SHORT PROBLEM
All of the listing below must be repeated word for word. Pictures are the only thing to omit.

**** DATA TO USE ****

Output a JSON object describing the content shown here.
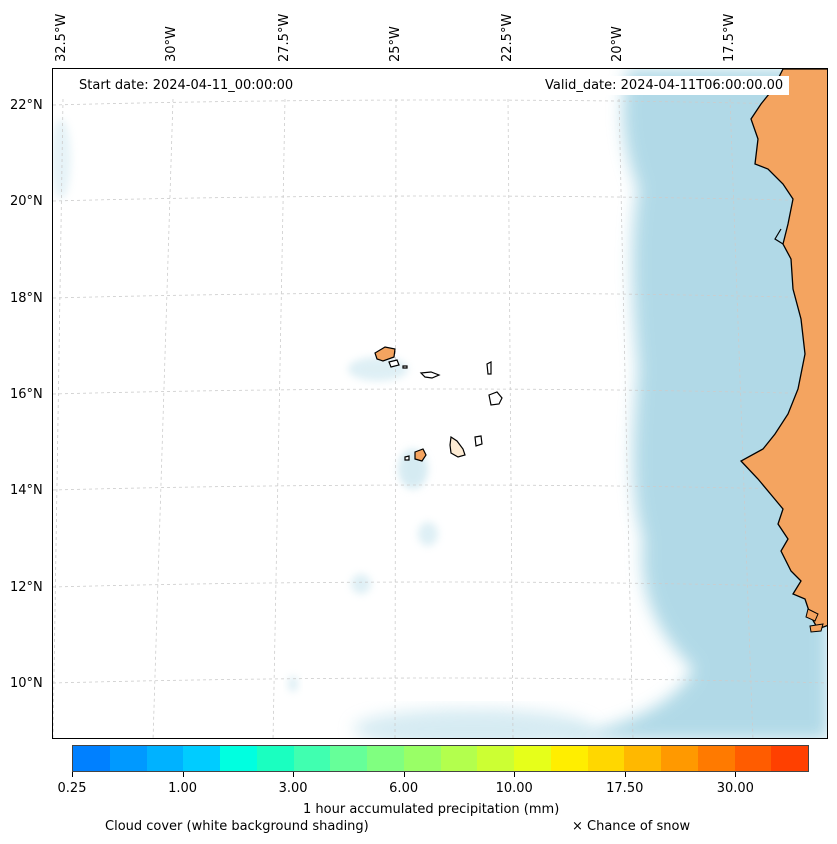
{
  "longitude_labels": [
    "32.5°W",
    "30°W",
    "27.5°W",
    "25°W",
    "22.5°W",
    "20°W",
    "17.5°W"
  ],
  "latitude_labels": [
    "22°N",
    "20°N",
    "18°N",
    "16°N",
    "14°N",
    "12°N",
    "10°N"
  ],
  "start_date": "Start date: 2024-04-11_00:00:00",
  "valid_date": "Valid_date: 2024-04-11T06:00:00.00",
  "colorbar": {
    "ticks": [
      "0.25",
      "1.00",
      "3.00",
      "6.00",
      "10.00",
      "17.50",
      "30.00"
    ],
    "colors": [
      "#0080ff",
      "#0099ff",
      "#00b2ff",
      "#00ccff",
      "#00ffe0",
      "#1affc0",
      "#40ffb0",
      "#66ff99",
      "#80ff80",
      "#99ff66",
      "#b3ff4d",
      "#ccff33",
      "#e6ff1a",
      "#ffee00",
      "#ffd700",
      "#ffb800",
      "#ff9900",
      "#ff7a00",
      "#ff5c00",
      "#ff4000"
    ],
    "label": "1 hour accumulated precipitation (mm)"
  },
  "legend": {
    "cloud_cover": "Cloud cover (white background shading)",
    "snow": "× Chance of snow"
  },
  "colors": {
    "land": "#f4a460",
    "cloud": "#add8e6",
    "grid": "#cccccc"
  }
}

****

SOLUTION TO THIS TASK
Output a JSON object describing the content shown here.
{
  "longitude_labels": [
    "32.5°W",
    "30°W",
    "27.5°W",
    "25°W",
    "22.5°W",
    "20°W",
    "17.5°W"
  ],
  "latitude_labels": [
    "22°N",
    "20°N",
    "18°N",
    "16°N",
    "14°N",
    "12°N",
    "10°N"
  ],
  "start_date": "Start date: 2024-04-11_00:00:00",
  "valid_date": "Valid_date: 2024-04-11T06:00:00.00",
  "colorbar": {
    "ticks": [
      "0.25",
      "1.00",
      "3.00",
      "6.00",
      "10.00",
      "17.50",
      "30.00"
    ],
    "colors": [
      "#0080ff",
      "#0099ff",
      "#00b2ff",
      "#00ccff",
      "#00ffe0",
      "#1affc0",
      "#40ffb0",
      "#66ff99",
      "#80ff80",
      "#99ff66",
      "#b3ff4d",
      "#ccff33",
      "#e6ff1a",
      "#ffee00",
      "#ffd700",
      "#ffb800",
      "#ff9900",
      "#ff7a00",
      "#ff5c00",
      "#ff4000"
    ],
    "label": "1 hour accumulated precipitation (mm)"
  },
  "legend": {
    "cloud_cover": "Cloud cover (white background shading)",
    "snow": "× Chance of snow"
  },
  "colors": {
    "land": "#f4a460",
    "cloud": "#add8e6",
    "grid": "#cccccc"
  }
}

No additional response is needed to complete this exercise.